Instructions to follow: Please return every line of the entries below that contains the string "West", matching its case.

Information given:
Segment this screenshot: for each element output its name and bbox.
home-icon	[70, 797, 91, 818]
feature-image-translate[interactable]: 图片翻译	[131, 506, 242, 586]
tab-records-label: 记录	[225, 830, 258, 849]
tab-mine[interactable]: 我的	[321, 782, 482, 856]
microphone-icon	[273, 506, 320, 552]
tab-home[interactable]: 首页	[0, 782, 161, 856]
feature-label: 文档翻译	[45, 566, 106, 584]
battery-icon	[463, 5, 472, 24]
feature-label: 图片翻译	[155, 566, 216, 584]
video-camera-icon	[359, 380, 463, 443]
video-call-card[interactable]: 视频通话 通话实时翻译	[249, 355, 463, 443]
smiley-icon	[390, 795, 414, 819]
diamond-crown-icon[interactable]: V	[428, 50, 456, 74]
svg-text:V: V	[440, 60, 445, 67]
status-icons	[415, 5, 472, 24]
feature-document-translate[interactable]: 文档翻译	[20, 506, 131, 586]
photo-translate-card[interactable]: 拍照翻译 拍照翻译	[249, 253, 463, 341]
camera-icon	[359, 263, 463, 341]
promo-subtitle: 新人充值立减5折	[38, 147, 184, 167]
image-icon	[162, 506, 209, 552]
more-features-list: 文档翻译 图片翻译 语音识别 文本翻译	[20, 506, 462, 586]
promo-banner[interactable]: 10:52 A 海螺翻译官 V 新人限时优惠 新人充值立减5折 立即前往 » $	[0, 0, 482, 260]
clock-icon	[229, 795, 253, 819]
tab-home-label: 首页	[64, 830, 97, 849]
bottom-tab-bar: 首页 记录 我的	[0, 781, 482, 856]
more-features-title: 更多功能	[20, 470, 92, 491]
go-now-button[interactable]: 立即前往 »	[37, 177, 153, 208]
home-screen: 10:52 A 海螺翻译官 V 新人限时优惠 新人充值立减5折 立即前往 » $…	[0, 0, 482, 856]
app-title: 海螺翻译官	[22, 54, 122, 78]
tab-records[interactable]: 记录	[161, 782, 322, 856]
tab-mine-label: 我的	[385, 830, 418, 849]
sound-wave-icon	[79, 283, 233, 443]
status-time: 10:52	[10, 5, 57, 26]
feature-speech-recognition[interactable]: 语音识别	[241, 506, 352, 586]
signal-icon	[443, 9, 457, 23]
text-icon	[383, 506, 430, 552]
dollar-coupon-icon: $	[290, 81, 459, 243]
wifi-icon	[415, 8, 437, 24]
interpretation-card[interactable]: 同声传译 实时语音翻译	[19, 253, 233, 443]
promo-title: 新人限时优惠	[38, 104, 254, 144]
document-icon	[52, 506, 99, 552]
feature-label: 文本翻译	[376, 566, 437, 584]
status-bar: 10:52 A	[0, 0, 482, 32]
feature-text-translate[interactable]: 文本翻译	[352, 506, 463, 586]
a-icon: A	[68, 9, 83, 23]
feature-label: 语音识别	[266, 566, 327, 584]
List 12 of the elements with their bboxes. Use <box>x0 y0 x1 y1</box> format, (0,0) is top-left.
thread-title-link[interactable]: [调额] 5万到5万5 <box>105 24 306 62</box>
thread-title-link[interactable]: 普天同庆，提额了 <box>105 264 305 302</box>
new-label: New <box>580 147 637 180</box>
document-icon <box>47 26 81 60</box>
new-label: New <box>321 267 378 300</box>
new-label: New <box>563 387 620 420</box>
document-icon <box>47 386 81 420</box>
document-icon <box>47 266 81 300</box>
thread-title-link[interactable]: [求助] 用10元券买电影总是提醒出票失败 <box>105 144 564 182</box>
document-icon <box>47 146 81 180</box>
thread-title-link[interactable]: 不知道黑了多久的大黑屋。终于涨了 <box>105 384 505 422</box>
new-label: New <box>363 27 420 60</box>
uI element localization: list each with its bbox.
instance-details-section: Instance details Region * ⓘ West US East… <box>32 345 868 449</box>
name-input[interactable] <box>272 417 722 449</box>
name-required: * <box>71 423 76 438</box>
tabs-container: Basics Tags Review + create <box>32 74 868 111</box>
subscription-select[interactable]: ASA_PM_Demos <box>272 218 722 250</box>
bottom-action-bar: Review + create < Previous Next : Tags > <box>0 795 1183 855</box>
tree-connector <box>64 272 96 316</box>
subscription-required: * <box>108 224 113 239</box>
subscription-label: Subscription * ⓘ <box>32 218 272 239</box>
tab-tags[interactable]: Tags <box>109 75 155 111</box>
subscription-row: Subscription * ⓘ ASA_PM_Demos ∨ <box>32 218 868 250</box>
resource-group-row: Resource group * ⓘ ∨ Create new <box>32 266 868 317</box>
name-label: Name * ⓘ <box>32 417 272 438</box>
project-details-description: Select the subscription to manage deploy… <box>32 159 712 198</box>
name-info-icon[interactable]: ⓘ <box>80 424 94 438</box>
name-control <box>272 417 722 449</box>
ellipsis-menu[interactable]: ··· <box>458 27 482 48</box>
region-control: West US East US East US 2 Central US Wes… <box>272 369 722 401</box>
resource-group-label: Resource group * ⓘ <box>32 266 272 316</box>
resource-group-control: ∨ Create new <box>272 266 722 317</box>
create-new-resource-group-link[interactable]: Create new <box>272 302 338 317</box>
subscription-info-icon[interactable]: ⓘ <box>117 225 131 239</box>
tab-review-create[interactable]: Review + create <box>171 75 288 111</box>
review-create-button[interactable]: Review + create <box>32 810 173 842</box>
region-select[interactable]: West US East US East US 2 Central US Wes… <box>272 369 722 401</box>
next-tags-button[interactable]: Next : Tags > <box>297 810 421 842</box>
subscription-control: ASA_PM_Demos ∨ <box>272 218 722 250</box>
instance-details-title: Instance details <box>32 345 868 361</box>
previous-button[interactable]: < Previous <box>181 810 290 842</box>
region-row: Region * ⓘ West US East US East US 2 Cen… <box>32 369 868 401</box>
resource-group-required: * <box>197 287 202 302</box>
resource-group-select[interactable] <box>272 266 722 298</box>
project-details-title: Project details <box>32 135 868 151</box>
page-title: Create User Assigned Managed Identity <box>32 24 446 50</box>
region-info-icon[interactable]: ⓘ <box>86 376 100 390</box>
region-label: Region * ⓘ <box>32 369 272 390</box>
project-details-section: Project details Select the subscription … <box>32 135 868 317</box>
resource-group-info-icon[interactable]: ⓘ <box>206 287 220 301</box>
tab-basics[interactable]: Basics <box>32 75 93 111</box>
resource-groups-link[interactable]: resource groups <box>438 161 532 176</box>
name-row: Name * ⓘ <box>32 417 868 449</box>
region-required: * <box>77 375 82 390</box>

Answer to the problem:
instance-details-section: Instance details Region * ⓘ West US East… <box>32 345 868 449</box>
region-control: West US East US East US 2 Central US Wes… <box>272 369 722 401</box>
region-select[interactable]: West US East US East US 2 Central US Wes… <box>272 369 722 401</box>
region-row: Region * ⓘ West US East US East US 2 Cen… <box>32 369 868 401</box>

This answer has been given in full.